+++ The input
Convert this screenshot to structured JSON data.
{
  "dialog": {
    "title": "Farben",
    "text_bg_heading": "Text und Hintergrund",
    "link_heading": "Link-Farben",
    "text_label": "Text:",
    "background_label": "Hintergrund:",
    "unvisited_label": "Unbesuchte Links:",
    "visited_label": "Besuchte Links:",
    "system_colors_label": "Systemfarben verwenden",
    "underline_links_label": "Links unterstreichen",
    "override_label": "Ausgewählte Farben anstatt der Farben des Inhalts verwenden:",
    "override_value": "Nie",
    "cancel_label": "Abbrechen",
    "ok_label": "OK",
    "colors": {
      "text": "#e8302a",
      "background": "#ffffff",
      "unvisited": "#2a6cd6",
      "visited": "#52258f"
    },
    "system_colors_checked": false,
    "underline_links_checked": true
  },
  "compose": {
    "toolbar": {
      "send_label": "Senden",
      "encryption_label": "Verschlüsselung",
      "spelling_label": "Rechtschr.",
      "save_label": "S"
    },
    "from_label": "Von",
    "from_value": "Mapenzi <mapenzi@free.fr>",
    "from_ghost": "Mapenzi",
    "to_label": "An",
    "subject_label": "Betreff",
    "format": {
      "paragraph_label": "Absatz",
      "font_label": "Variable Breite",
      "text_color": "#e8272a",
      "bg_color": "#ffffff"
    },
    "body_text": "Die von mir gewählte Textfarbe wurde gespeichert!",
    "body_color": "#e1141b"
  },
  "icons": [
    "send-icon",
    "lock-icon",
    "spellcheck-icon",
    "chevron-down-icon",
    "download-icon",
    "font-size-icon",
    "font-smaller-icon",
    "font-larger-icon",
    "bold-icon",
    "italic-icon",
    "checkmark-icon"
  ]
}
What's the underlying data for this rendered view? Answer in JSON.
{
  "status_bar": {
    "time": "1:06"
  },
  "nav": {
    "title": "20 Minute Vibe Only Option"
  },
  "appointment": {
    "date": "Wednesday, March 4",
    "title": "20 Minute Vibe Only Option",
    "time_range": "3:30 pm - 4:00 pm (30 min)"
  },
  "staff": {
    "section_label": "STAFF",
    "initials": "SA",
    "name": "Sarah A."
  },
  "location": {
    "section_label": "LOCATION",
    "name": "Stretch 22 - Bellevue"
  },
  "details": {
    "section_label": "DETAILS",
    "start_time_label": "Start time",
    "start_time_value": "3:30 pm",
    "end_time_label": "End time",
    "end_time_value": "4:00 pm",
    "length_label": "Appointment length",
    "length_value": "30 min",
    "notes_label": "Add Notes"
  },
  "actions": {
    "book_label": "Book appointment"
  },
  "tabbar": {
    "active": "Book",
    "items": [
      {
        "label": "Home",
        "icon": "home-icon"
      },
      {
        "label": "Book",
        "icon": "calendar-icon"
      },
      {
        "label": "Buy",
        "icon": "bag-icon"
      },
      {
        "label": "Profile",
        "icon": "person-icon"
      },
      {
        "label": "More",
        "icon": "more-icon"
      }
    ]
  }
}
++++++
Every entry in the listing must be retyped exactly.

## Solution for this task
Convert this screenshot to structured JSON data.
{
  "dialog": {
    "title": "Farben",
    "text_bg_heading": "Text und Hintergrund",
    "link_heading": "Link-Farben",
    "text_label": "Text:",
    "background_label": "Hintergrund:",
    "unvisited_label": "Unbesuchte Links:",
    "visited_label": "Besuchte Links:",
    "system_colors_label": "Systemfarben verwenden",
    "underline_links_label": "Links unterstreichen",
    "override_label": "Ausgewählte Farben anstatt der Farben des Inhalts verwenden:",
    "override_value": "Nie",
    "cancel_label": "Abbrechen",
    "ok_label": "OK",
    "colors": {
      "text": "#e8302a",
      "background": "#ffffff",
      "unvisited": "#2a6cd6",
      "visited": "#52258f"
    },
    "system_colors_checked": false,
    "underline_links_checked": true
  },
  "compose": {
    "toolbar": {
      "send_label": "Senden",
      "encryption_label": "Verschlüsselung",
      "spelling_label": "Rechtschr.",
      "save_label": "S"
    },
    "from_label": "Von",
    "from_value": "Mapenzi <mapenzi@free.fr>",
    "from_ghost": "Mapenzi",
    "to_label": "An",
    "subject_label": "Betreff",
    "format": {
      "paragraph_label": "Absatz",
      "font_label": "Variable Breite",
      "text_color": "#e8272a",
      "bg_color": "#ffffff"
    },
    "body_text": "Die von mir gewählte Textfarbe wurde gespeichert!",
    "body_color": "#e1141b"
  },
  "icons": [
    "send-icon",
    "lock-icon",
    "spellcheck-icon",
    "chevron-down-icon",
    "download-icon",
    "font-size-icon",
    "font-smaller-icon",
    "font-larger-icon",
    "bold-icon",
    "italic-icon",
    "checkmark-icon"
  ]
}
What's the underlying data for this rendered view? Answer in JSON.
{
  "status_bar": {
    "time": "1:06"
  },
  "nav": {
    "title": "20 Minute Vibe Only Option"
  },
  "appointment": {
    "date": "Wednesday, March 4",
    "title": "20 Minute Vibe Only Option",
    "time_range": "3:30 pm - 4:00 pm (30 min)"
  },
  "staff": {
    "section_label": "STAFF",
    "initials": "SA",
    "name": "Sarah A."
  },
  "location": {
    "section_label": "LOCATION",
    "name": "Stretch 22 - Bellevue"
  },
  "details": {
    "section_label": "DETAILS",
    "start_time_label": "Start time",
    "start_time_value": "3:30 pm",
    "end_time_label": "End time",
    "end_time_value": "4:00 pm",
    "length_label": "Appointment length",
    "length_value": "30 min",
    "notes_label": "Add Notes"
  },
  "actions": {
    "book_label": "Book appointment"
  },
  "tabbar": {
    "active": "Book",
    "items": [
      {
        "label": "Home",
        "icon": "home-icon"
      },
      {
        "label": "Book",
        "icon": "calendar-icon"
      },
      {
        "label": "Buy",
        "icon": "bag-icon"
      },
      {
        "label": "Profile",
        "icon": "person-icon"
      },
      {
        "label": "More",
        "icon": "more-icon"
      }
    ]
  }
}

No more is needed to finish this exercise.